(Dataset items)
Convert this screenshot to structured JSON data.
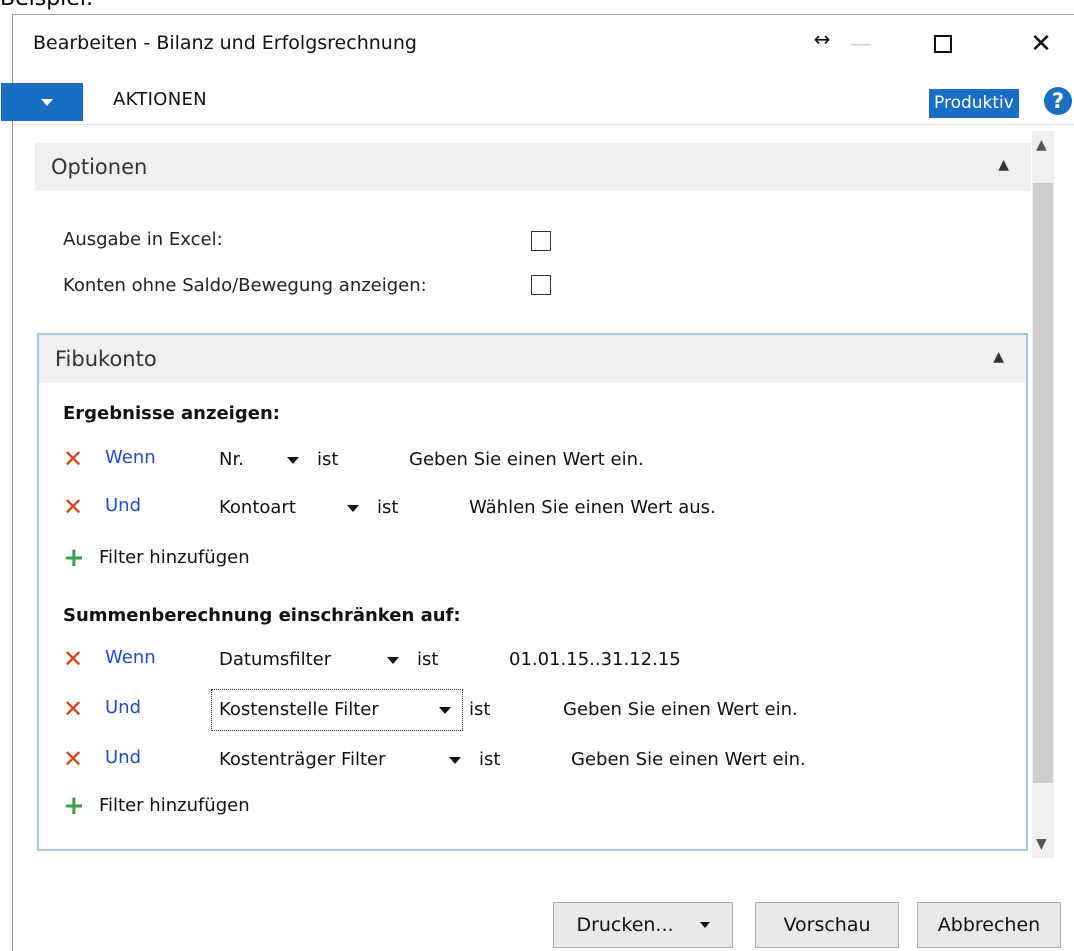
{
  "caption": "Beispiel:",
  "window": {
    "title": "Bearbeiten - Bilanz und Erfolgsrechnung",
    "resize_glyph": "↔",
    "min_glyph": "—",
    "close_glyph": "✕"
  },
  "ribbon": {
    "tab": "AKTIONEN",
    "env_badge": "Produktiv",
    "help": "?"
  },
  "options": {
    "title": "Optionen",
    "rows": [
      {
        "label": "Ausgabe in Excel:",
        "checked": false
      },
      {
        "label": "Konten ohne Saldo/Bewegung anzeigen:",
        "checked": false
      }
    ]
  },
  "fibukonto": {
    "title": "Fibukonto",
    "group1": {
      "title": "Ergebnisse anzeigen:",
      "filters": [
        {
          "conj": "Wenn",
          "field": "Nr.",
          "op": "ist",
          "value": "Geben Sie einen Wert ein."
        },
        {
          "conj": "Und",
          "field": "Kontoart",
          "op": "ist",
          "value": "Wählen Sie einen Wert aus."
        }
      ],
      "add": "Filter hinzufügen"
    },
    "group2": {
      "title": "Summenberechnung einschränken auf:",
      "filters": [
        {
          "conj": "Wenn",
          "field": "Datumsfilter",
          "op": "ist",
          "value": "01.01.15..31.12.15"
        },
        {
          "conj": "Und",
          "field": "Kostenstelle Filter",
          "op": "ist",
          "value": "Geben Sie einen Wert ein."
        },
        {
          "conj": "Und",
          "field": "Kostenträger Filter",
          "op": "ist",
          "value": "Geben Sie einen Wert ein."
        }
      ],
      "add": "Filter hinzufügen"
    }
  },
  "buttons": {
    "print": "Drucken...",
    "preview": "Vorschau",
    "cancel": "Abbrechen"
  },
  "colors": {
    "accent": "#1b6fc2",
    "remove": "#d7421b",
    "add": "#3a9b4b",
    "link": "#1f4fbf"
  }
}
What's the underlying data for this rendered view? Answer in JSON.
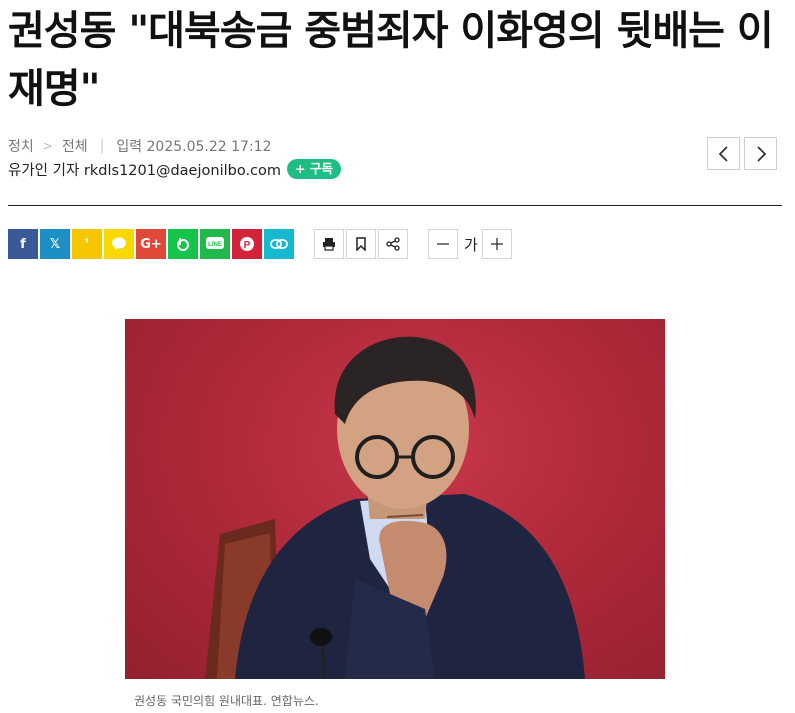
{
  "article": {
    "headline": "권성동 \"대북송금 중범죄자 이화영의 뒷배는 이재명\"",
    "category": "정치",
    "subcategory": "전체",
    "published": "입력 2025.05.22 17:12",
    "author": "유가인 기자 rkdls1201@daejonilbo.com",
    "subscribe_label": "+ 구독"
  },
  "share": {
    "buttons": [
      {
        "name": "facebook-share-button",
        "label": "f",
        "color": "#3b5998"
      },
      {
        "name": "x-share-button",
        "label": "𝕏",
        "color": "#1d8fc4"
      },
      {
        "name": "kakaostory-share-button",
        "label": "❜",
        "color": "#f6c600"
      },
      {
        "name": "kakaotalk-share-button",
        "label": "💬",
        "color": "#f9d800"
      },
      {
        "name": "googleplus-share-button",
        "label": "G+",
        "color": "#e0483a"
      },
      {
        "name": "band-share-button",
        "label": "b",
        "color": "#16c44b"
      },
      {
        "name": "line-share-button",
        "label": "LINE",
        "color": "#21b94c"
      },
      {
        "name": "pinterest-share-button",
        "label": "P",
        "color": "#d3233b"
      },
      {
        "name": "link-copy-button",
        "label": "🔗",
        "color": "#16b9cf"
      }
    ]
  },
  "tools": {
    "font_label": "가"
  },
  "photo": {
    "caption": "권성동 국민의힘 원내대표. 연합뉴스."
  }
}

TO BE DONE –
Without the pictures, print the records in full, exactly as they appear.

RESPONSE –
Convert this screenshot to structured JSON data.
{
  "caption": "Beispiel:",
  "window": {
    "title": "Bearbeiten - Bilanz und Erfolgsrechnung",
    "resize_glyph": "↔",
    "min_glyph": "—",
    "close_glyph": "✕"
  },
  "ribbon": {
    "tab": "AKTIONEN",
    "env_badge": "Produktiv",
    "help": "?"
  },
  "options": {
    "title": "Optionen",
    "rows": [
      {
        "label": "Ausgabe in Excel:",
        "checked": false
      },
      {
        "label": "Konten ohne Saldo/Bewegung anzeigen:",
        "checked": false
      }
    ]
  },
  "fibukonto": {
    "title": "Fibukonto",
    "group1": {
      "title": "Ergebnisse anzeigen:",
      "filters": [
        {
          "conj": "Wenn",
          "field": "Nr.",
          "op": "ist",
          "value": "Geben Sie einen Wert ein."
        },
        {
          "conj": "Und",
          "field": "Kontoart",
          "op": "ist",
          "value": "Wählen Sie einen Wert aus."
        }
      ],
      "add": "Filter hinzufügen"
    },
    "group2": {
      "title": "Summenberechnung einschränken auf:",
      "filters": [
        {
          "conj": "Wenn",
          "field": "Datumsfilter",
          "op": "ist",
          "value": "01.01.15..31.12.15"
        },
        {
          "conj": "Und",
          "field": "Kostenstelle Filter",
          "op": "ist",
          "value": "Geben Sie einen Wert ein."
        },
        {
          "conj": "Und",
          "field": "Kostenträger Filter",
          "op": "ist",
          "value": "Geben Sie einen Wert ein."
        }
      ],
      "add": "Filter hinzufügen"
    }
  },
  "buttons": {
    "print": "Drucken...",
    "preview": "Vorschau",
    "cancel": "Abbrechen"
  },
  "colors": {
    "accent": "#1b6fc2",
    "remove": "#d7421b",
    "add": "#3a9b4b",
    "link": "#1f4fbf"
  }
}
What's the underlying data for this rendered view? Answer in JSON.
{
  "article": {
    "headline": "권성동 \"대북송금 중범죄자 이화영의 뒷배는 이재명\"",
    "category": "정치",
    "subcategory": "전체",
    "published": "입력 2025.05.22 17:12",
    "author": "유가인 기자 rkdls1201@daejonilbo.com",
    "subscribe_label": "+ 구독"
  },
  "share": {
    "buttons": [
      {
        "name": "facebook-share-button",
        "label": "f",
        "color": "#3b5998"
      },
      {
        "name": "x-share-button",
        "label": "𝕏",
        "color": "#1d8fc4"
      },
      {
        "name": "kakaostory-share-button",
        "label": "❜",
        "color": "#f6c600"
      },
      {
        "name": "kakaotalk-share-button",
        "label": "💬",
        "color": "#f9d800"
      },
      {
        "name": "googleplus-share-button",
        "label": "G+",
        "color": "#e0483a"
      },
      {
        "name": "band-share-button",
        "label": "b",
        "color": "#16c44b"
      },
      {
        "name": "line-share-button",
        "label": "LINE",
        "color": "#21b94c"
      },
      {
        "name": "pinterest-share-button",
        "label": "P",
        "color": "#d3233b"
      },
      {
        "name": "link-copy-button",
        "label": "🔗",
        "color": "#16b9cf"
      }
    ]
  },
  "tools": {
    "font_label": "가"
  },
  "photo": {
    "caption": "권성동 국민의힘 원내대표. 연합뉴스."
  }
}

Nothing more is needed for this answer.